Daniela Denschlag - kultur 54 - 2/2009

Elisabeth Einecke-Klövekorn trifft Helge Tramsen - Nick, Jim und Cavaradossi

Von ihrem neuen Domizil in Plittersdorf fährt Daniela Denschlag am liebsten mit dem Fahrrad am Rhein entlang zur Oper. „Ich genieße das; ein Auto haben wir gar nicht“, erklärt sie beim Tee in dem gemütlichen Wohnzimmer des alten Hauses, in das sie vor einigen Monaten mit ihrer Familie eingezogen ist. „Es ist alles noch ein bisschen provisorisch, aber die Kinder fühlen sich hier schon sehr wohl.“ David (*2003) und Nicolas (*2007) nutzen gerade den sonnig-frostigen Samstagnachmittag Anfang Januar zu einem Spaziergang mit ihrem Papa, dem Pianisten Christopher Espenschied.

Gegebene Zeilen:

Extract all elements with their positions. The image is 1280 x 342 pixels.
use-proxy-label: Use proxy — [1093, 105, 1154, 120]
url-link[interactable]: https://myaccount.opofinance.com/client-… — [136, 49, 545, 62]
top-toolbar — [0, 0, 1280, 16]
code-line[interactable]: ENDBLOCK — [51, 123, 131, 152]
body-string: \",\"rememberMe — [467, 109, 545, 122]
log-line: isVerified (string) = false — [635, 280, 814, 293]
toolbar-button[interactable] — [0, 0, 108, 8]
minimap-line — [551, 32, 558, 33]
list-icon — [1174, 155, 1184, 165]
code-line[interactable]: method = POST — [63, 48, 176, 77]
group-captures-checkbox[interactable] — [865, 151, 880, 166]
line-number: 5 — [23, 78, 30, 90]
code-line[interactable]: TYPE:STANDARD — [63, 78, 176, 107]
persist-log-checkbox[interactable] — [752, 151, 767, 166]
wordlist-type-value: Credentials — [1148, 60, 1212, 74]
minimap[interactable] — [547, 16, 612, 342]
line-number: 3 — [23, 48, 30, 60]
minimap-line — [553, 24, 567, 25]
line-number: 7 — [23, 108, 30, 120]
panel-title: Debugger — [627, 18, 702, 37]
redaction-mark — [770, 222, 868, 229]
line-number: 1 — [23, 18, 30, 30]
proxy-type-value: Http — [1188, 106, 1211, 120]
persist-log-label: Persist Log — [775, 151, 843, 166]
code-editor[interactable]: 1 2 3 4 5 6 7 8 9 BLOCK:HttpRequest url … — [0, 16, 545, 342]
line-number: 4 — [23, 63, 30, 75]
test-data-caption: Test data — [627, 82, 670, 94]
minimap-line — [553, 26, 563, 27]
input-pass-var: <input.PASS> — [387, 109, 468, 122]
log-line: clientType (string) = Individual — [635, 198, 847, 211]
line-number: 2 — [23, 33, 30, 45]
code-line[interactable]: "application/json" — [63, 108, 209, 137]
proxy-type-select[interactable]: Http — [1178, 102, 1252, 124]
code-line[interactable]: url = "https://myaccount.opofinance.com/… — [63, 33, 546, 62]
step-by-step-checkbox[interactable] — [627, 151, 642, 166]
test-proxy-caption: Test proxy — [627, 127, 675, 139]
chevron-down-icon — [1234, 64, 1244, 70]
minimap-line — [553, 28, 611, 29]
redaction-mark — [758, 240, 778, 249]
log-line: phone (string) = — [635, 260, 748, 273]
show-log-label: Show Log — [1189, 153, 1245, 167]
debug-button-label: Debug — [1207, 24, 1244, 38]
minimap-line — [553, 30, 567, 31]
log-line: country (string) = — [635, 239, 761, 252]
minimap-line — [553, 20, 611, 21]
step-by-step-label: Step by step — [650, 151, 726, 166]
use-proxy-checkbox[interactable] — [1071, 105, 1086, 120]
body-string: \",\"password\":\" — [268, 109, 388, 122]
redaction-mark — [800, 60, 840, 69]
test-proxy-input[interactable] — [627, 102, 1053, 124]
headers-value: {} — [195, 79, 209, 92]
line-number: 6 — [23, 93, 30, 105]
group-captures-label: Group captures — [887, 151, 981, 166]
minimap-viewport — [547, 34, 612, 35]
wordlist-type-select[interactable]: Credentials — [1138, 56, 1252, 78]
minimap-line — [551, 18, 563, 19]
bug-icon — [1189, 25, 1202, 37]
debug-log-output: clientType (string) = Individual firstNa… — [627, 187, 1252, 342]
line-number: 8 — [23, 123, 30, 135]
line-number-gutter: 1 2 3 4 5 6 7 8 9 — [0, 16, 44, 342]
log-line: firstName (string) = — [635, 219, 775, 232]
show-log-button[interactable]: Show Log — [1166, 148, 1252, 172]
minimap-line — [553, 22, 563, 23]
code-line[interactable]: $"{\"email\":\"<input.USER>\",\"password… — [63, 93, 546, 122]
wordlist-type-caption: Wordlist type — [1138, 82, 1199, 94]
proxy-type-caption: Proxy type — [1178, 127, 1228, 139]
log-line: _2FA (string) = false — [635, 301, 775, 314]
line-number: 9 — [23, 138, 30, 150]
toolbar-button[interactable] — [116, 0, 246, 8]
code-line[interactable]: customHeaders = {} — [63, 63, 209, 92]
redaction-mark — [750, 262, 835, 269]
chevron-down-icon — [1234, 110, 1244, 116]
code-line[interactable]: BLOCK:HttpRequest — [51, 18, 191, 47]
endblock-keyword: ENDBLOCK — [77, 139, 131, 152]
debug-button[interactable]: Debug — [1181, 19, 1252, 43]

Zu bearbeiten:
1. Wie fährt Daniela Denschlag laut dem Porträt über sie am liebsten zur Oper?
2. Schreib aus dem Porträt über Daniela Denschlag die Stelle ab, die mit „Von ihrem neuen“ beginnt und bis einschließlich „Pianisten Christopher Espenschied.“ reicht.

Ergebnisse:
1. Mit dem Fahrrad am Rhein entlang.

2.
Von ihrem neuen Domizil in Plittersdorf fährt Daniela Denschlag am liebsten mit dem Fahrrad am Rhein entlang zur Oper. „Ich genieße das; ein Auto haben wir gar nicht“, erklärt sie beim Tee in dem gemütlichen Wohnzimmer des alten Hauses, in das sie vor einigen Monaten mit ihrer Familie eingezogen ist. „Es ist alles noch ein bisschen provisorisch, aber die Kinder fühlen sich hier schon sehr wohl.“ David (*2003) und Nicolas (*2007) nutzen gerade den sonnig-frostigen Samstagnachmittag Anfang Januar zu einem Spaziergang mit ihrem Papa, dem Pianisten Christopher Espenschied.